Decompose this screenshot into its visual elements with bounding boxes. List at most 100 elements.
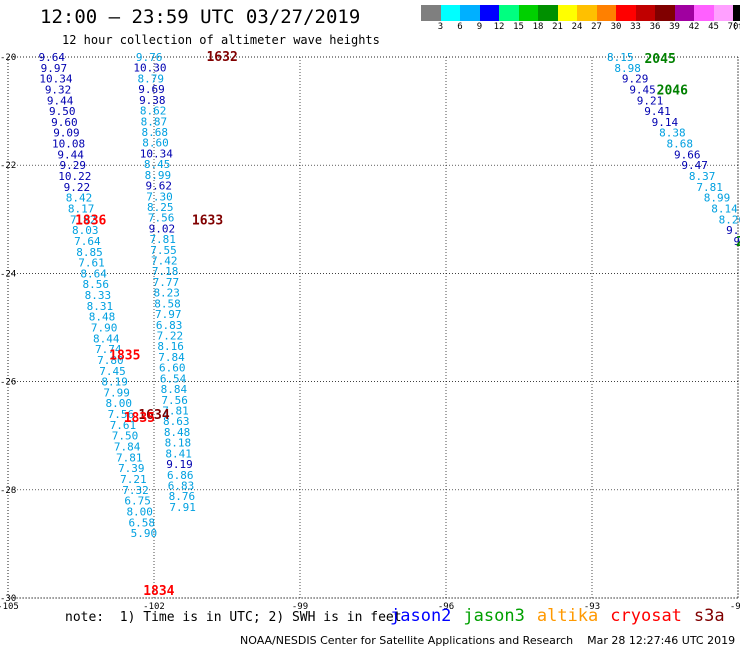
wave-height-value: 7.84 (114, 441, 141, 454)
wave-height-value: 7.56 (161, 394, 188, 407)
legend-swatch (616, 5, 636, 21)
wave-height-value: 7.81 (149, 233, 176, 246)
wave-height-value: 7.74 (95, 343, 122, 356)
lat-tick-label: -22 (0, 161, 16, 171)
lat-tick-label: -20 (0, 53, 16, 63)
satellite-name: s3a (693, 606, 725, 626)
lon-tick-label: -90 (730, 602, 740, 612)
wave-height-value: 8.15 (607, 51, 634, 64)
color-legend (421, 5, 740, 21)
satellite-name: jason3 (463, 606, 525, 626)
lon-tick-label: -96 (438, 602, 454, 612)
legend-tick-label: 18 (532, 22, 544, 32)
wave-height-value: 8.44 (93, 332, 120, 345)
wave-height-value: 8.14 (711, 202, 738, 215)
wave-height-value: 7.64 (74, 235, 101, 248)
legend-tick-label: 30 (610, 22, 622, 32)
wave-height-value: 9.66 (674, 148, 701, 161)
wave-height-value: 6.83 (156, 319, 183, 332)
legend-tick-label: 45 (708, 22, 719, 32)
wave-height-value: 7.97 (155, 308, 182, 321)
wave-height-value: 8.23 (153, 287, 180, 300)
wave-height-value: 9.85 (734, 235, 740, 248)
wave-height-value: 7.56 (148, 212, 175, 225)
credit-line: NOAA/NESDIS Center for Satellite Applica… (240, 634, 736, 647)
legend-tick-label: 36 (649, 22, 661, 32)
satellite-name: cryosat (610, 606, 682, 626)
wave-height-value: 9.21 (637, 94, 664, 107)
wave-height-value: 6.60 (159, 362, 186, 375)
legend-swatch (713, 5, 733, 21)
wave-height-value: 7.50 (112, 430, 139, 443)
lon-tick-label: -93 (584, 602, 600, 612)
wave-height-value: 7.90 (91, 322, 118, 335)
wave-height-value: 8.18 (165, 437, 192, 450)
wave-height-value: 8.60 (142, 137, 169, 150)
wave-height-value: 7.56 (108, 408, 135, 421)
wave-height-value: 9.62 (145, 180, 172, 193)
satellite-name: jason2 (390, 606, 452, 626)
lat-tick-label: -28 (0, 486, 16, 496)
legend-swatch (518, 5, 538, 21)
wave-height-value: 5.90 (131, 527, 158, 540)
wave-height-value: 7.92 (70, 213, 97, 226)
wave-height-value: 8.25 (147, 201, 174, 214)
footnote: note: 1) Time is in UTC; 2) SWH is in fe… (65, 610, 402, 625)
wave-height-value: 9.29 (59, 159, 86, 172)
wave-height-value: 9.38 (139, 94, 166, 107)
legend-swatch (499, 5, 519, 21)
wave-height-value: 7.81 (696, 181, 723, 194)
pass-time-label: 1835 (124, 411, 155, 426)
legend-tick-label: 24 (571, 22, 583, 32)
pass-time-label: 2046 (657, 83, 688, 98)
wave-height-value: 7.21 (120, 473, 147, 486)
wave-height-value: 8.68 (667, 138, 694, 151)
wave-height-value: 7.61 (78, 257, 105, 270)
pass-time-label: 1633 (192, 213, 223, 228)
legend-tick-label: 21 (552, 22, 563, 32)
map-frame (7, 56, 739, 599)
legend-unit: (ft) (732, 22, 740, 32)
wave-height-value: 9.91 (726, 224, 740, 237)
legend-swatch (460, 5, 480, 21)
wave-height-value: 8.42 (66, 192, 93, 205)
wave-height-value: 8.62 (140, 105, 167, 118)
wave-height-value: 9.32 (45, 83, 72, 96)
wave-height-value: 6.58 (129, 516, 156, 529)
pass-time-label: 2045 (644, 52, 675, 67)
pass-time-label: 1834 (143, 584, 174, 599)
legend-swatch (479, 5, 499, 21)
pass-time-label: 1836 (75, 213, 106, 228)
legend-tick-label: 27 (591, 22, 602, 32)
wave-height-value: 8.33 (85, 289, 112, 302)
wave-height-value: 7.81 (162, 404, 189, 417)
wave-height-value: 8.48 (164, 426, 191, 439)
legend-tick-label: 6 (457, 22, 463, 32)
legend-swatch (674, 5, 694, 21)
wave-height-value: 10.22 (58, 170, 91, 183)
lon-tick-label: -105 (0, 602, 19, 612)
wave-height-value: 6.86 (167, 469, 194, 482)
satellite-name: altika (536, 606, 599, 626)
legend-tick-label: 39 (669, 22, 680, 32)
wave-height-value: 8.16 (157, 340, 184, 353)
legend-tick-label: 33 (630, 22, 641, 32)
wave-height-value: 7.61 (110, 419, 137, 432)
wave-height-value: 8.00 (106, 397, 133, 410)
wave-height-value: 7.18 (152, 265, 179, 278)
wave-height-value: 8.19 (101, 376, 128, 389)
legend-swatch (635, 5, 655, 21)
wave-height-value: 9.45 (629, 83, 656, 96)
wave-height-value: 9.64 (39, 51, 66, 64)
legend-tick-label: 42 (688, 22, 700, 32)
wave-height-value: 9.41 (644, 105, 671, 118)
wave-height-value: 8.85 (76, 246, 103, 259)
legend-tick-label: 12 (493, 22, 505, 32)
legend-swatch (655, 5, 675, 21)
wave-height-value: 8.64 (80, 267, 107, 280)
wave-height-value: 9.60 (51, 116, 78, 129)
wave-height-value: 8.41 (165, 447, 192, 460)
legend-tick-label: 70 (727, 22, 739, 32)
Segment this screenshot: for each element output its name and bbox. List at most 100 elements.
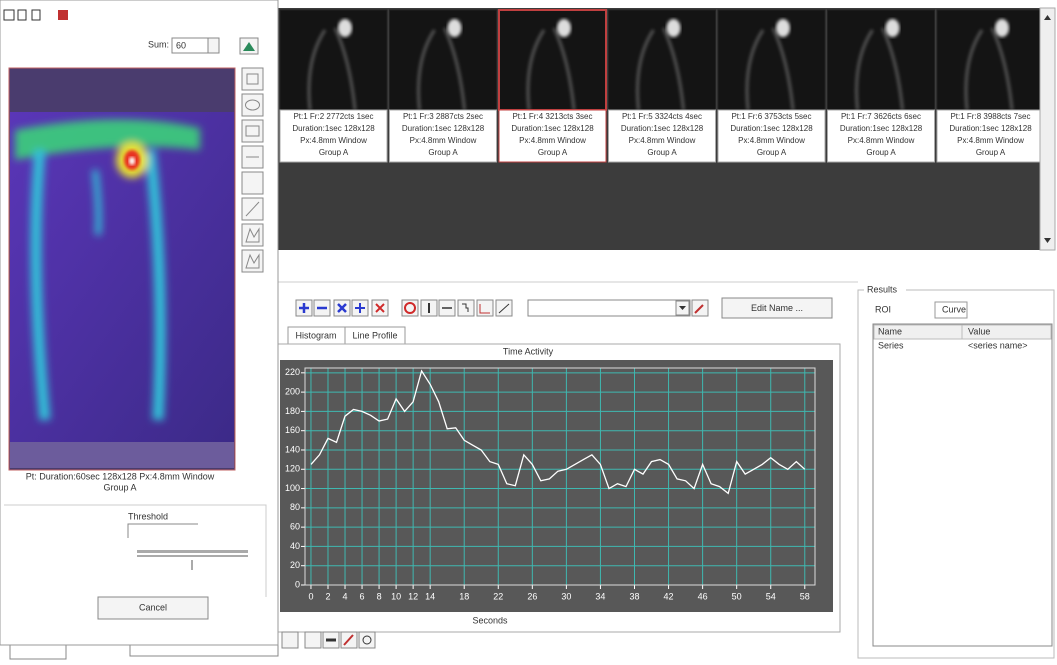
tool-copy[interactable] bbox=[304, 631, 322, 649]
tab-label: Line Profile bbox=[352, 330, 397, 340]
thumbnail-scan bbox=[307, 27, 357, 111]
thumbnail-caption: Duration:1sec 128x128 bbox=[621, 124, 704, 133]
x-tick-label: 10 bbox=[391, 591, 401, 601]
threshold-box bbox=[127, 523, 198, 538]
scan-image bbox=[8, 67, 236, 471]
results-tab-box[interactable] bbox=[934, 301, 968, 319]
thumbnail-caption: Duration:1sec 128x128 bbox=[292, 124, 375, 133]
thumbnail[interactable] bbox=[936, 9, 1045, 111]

——

- _What you need to do_
Can you transcribe every line of the records above exactly, leaving out the pictures?

- _Solution to this problem_
Decompose this screenshot into its visual elements with bounding boxes. List at most 100 elements.
wave-height-value: 7.84 (114, 441, 141, 454)
wave-height-value: 7.56 (161, 394, 188, 407)
legend-swatch (616, 5, 636, 21)
wave-height-value: 7.81 (149, 233, 176, 246)
wave-height-value: 7.74 (95, 343, 122, 356)
lat-tick-label: -22 (0, 161, 16, 171)
lat-tick-label: -20 (0, 53, 16, 63)
satellite-name: s3a (693, 606, 725, 626)
lon-tick-label: -90 (730, 602, 740, 612)
wave-height-value: 8.15 (607, 51, 634, 64)
color-legend (421, 5, 740, 21)
satellite-name: jason3 (463, 606, 525, 626)
lon-tick-label: -96 (438, 602, 454, 612)
legend-tick-label: 18 (532, 22, 544, 32)
wave-height-value: 8.44 (93, 332, 120, 345)
wave-height-value: 8.14 (711, 202, 738, 215)
wave-height-value: 7.64 (74, 235, 101, 248)
legend-tick-label: 30 (610, 22, 622, 32)
wave-height-value: 9.66 (674, 148, 701, 161)
wave-height-value: 6.83 (156, 319, 183, 332)
legend-tick-label: 45 (708, 22, 719, 32)
wave-height-value: 7.97 (155, 308, 182, 321)
wave-height-value: 8.23 (153, 287, 180, 300)
wave-height-value: 9.85 (734, 235, 740, 248)
wave-height-value: 7.56 (148, 212, 175, 225)
credit-line: NOAA/NESDIS Center for Satellite Applica… (240, 634, 736, 647)
legend-tick-label: 36 (649, 22, 661, 32)
satellite-name: cryosat (610, 606, 682, 626)
wave-height-value: 9.21 (637, 94, 664, 107)
wave-height-value: 6.60 (159, 362, 186, 375)
legend-swatch (713, 5, 733, 21)
wave-height-value: 7.50 (112, 430, 139, 443)
lon-tick-label: -93 (584, 602, 600, 612)
wave-height-value: 7.90 (91, 322, 118, 335)
wave-height-value: 8.18 (165, 437, 192, 450)
wave-height-value: 8.60 (142, 137, 169, 150)
wave-height-value: 7.56 (108, 408, 135, 421)
wave-height-value: 9.62 (145, 180, 172, 193)
satellite-name: jason2 (390, 606, 452, 626)
lat-tick-label: -28 (0, 486, 16, 496)
legend-swatch (518, 5, 538, 21)
wave-height-value: 5.90 (131, 527, 158, 540)
wave-height-value: 7.92 (70, 213, 97, 226)
wave-height-value: 8.25 (147, 201, 174, 214)
footnote: note: 1) Time is in UTC; 2) SWH is in fe… (65, 610, 402, 625)
wave-height-value: 9.29 (59, 159, 86, 172)
wave-height-value: 9.38 (139, 94, 166, 107)
legend-swatch (499, 5, 519, 21)
wave-height-value: 7.81 (696, 181, 723, 194)
pass-time-label: 1835 (124, 411, 155, 426)
legend-tick-label: 24 (571, 22, 583, 32)
pass-time-label: 2046 (657, 83, 688, 98)
wave-height-value: 7.21 (120, 473, 147, 486)
wave-height-value: 8.68 (667, 138, 694, 151)
wave-height-value: 7.61 (78, 257, 105, 270)
pass-time-label: 1633 (192, 213, 223, 228)
legend-tick-label: 21 (552, 22, 563, 32)
map-frame (7, 56, 739, 599)
legend-unit: (ft) (732, 22, 740, 32)
wave-height-value: 9.91 (726, 224, 740, 237)
legend-swatch (460, 5, 480, 21)
wave-height-value: 8.42 (66, 192, 93, 205)
wave-height-value: 8.62 (140, 105, 167, 118)
wave-height-value: 9.32 (45, 83, 72, 96)
wave-height-value: 6.58 (129, 516, 156, 529)
pass-time-label: 2045 (644, 52, 675, 67)
pass-time-label: 1834 (143, 584, 174, 599)
legend-swatch (479, 5, 499, 21)
pass-time-label: 1836 (75, 213, 106, 228)
legend-tick-label: 27 (591, 22, 602, 32)
wave-height-value: 8.33 (85, 289, 112, 302)
wave-height-value: 7.81 (162, 404, 189, 417)
wave-height-value: 8.48 (164, 426, 191, 439)
legend-tick-label: 6 (457, 22, 463, 32)
legend-swatch (674, 5, 694, 21)
wave-height-value: 10.22 (58, 170, 91, 183)
lon-tick-label: -105 (0, 602, 19, 612)
wave-height-value: 6.86 (167, 469, 194, 482)
satellite-name: altika (536, 606, 599, 626)
legend-tick-label: 39 (669, 22, 680, 32)
wave-height-value: 8.16 (157, 340, 184, 353)
legend-tick-label: 33 (630, 22, 641, 32)
wave-height-value: 7.61 (110, 419, 137, 432)
wave-height-value: 8.00 (106, 397, 133, 410)
wave-height-value: 7.18 (152, 265, 179, 278)
wave-height-value: 8.19 (101, 376, 128, 389)
legend-swatch (635, 5, 655, 21)
wave-height-value: 9.45 (629, 83, 656, 96)
wave-height-value: 9.64 (39, 51, 66, 64)
legend-tick-label: 42 (688, 22, 700, 32)
wave-height-value: 9.41 (644, 105, 671, 118)
wave-height-value: 8.85 (76, 246, 103, 259)
legend-tick-label: 12 (493, 22, 505, 32)
legend-swatch (655, 5, 675, 21)
wave-height-value: 8.64 (80, 267, 107, 280)
wave-height-value: 9.60 (51, 116, 78, 129)
wave-height-value: 8.41 (165, 447, 192, 460)
legend-tick-label: 70 (727, 22, 739, 32)
Segment this screenshot: for each element output its name and bbox. List at most 100 elements.
tool-copy[interactable] bbox=[304, 631, 322, 649]
tab-label: Line Profile bbox=[352, 330, 397, 340]
thumbnail-scan bbox=[307, 27, 357, 111]
thumbnail-caption: Duration:1sec 128x128 bbox=[621, 124, 704, 133]
x-tick-label: 10 bbox=[391, 591, 401, 601]
threshold-box bbox=[127, 523, 198, 538]
scan-image bbox=[8, 67, 236, 471]
results-tab-box[interactable] bbox=[934, 301, 968, 319]
thumbnail-caption: Duration:1sec 128x128 bbox=[292, 124, 375, 133]
thumbnail[interactable] bbox=[936, 9, 1045, 111]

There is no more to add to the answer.